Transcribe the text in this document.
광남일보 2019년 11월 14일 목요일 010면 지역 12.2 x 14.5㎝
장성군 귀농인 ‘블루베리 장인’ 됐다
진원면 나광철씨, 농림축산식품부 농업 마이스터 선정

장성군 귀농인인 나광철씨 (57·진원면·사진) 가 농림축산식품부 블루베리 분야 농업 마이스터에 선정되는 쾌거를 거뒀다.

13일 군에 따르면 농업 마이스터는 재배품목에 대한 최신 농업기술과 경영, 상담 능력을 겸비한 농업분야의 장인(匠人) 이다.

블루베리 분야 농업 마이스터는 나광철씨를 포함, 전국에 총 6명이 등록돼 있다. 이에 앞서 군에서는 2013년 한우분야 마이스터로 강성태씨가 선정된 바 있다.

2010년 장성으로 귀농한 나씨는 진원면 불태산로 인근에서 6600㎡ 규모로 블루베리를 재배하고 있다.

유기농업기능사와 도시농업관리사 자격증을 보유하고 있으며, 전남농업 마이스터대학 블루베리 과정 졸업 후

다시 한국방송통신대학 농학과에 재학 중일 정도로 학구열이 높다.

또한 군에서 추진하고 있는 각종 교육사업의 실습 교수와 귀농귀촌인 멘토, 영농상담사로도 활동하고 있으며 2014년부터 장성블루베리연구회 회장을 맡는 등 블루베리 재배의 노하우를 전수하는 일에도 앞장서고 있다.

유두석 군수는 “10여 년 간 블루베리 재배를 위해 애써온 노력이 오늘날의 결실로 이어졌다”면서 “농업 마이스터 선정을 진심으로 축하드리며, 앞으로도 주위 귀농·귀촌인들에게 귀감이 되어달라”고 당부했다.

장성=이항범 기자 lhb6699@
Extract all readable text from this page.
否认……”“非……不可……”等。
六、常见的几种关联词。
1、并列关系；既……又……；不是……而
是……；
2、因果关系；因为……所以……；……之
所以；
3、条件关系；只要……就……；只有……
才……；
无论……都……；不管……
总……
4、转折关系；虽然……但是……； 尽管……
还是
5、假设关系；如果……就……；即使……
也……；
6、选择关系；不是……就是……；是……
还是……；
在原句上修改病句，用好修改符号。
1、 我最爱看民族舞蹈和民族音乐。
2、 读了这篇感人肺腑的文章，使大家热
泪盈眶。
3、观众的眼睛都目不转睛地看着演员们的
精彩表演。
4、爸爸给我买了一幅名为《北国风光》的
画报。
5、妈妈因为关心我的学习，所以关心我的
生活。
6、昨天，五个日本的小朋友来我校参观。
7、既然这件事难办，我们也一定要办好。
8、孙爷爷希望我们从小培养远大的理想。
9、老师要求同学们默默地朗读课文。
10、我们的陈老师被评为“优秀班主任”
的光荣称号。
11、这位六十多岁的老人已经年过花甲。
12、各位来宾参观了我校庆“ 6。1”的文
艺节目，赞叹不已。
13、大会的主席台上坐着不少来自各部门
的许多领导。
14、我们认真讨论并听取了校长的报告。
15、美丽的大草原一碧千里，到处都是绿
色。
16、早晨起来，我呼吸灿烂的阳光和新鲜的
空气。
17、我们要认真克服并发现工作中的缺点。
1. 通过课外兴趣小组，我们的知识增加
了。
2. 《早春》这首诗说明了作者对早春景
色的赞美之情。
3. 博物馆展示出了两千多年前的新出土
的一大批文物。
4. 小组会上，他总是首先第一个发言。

....

* [What you will do] Copy all lines from the data that hold the word "마이스터는".

* [Task response]
13일 군에 따르면 농업 마이스터는 재배품목에 대한 최신 농업기술과 경영, 상담 능력을 겸비한 농업분야의 장인(匠人) 이다.
블루베리 분야 농업 마이스터는 나광철씨를 포함, 전국에 총 6명이 등록돼 있다. 이에 앞서 군에서는 2013년 한우분야 마이스터로 강성태씨가 선정된 바 있다.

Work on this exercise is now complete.